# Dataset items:
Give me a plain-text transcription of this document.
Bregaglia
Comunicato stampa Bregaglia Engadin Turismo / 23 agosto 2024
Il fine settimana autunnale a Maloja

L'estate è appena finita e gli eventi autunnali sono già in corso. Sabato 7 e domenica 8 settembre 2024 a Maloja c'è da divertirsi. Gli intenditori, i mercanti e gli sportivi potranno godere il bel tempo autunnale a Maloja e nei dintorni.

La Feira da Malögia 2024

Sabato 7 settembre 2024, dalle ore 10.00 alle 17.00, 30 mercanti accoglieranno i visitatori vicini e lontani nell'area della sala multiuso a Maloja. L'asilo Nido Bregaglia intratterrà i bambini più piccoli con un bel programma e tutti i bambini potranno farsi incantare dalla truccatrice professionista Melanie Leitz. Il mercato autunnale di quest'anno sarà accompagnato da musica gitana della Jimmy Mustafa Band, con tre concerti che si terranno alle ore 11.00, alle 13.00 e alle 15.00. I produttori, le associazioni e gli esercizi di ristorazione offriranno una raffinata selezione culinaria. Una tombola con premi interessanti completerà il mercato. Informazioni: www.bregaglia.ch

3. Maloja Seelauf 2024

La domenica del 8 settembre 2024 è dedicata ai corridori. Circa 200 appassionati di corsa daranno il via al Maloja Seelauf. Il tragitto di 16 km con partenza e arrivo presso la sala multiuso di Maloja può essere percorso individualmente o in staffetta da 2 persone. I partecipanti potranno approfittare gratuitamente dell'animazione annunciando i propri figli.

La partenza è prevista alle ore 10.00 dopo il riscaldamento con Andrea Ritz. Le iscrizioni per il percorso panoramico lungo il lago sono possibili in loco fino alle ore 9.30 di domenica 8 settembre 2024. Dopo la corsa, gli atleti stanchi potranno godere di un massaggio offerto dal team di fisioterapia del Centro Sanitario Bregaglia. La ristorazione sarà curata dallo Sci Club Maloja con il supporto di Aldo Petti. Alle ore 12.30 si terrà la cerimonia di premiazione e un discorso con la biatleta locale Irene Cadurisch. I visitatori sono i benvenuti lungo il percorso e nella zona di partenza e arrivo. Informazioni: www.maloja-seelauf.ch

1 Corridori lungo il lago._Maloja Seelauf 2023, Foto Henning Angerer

# Task directions:
Extract the full set of entries word for word.

# Final result:
Give me a plain-text transcription of this document.
Bregaglia
Comunicato stampa Bregaglia Engadin Turismo / 23 agosto 2024
Il fine settimana autunnale a Maloja

L'estate è appena finita e gli eventi autunnali sono già in corso. Sabato 7 e domenica 8 settembre 2024 a Maloja c'è da divertirsi. Gli intenditori, i mercanti e gli sportivi potranno godere il bel tempo autunnale a Maloja e nei dintorni.

La Feira da Malögia 2024

Sabato 7 settembre 2024, dalle ore 10.00 alle 17.00, 30 mercanti accoglieranno i visitatori vicini e lontani nell'area della sala multiuso a Maloja. L'asilo Nido Bregaglia intratterrà i bambini più piccoli con un bel programma e tutti i bambini potranno farsi incantare dalla truccatrice professionista Melanie Leitz. Il mercato autunnale di quest'anno sarà accompagnato da musica gitana della Jimmy Mustafa Band, con tre concerti che si terranno alle ore 11.00, alle 13.00 e alle 15.00. I produttori, le associazioni e gli esercizi di ristorazione offriranno una raffinata selezione culinaria. Una tombola con premi interessanti completerà il mercato. Informazioni: www.bregaglia.ch

3. Maloja Seelauf 2024

La domenica del 8 settembre 2024 è dedicata ai corridori. Circa 200 appassionati di corsa daranno il via al Maloja Seelauf. Il tragitto di 16 km con partenza e arrivo presso la sala multiuso di Maloja può essere percorso individualmente o in staffetta da 2 persone. I partecipanti potranno approfittare gratuitamente dell'animazione annunciando i propri figli.

La partenza è prevista alle ore 10.00 dopo il riscaldamento con Andrea Ritz. Le iscrizioni per il percorso panoramico lungo il lago sono possibili in loco fino alle ore 9.30 di domenica 8 settembre 2024. Dopo la corsa, gli atleti stanchi potranno godere di un massaggio offerto dal team di fisioterapia del Centro Sanitario Bregaglia. La ristorazione sarà curata dallo Sci Club Maloja con il supporto di Aldo Petti. Alle ore 12.30 si terrà la cerimonia di premiazione e un discorso con la biatleta locale Irene Cadurisch. I visitatori sono i benvenuti lungo il percorso e nella zona di partenza e arrivo. Informazioni: www.maloja-seelauf.ch

1 Corridori lungo il lago._Maloja Seelauf 2023, Foto Henning Angerer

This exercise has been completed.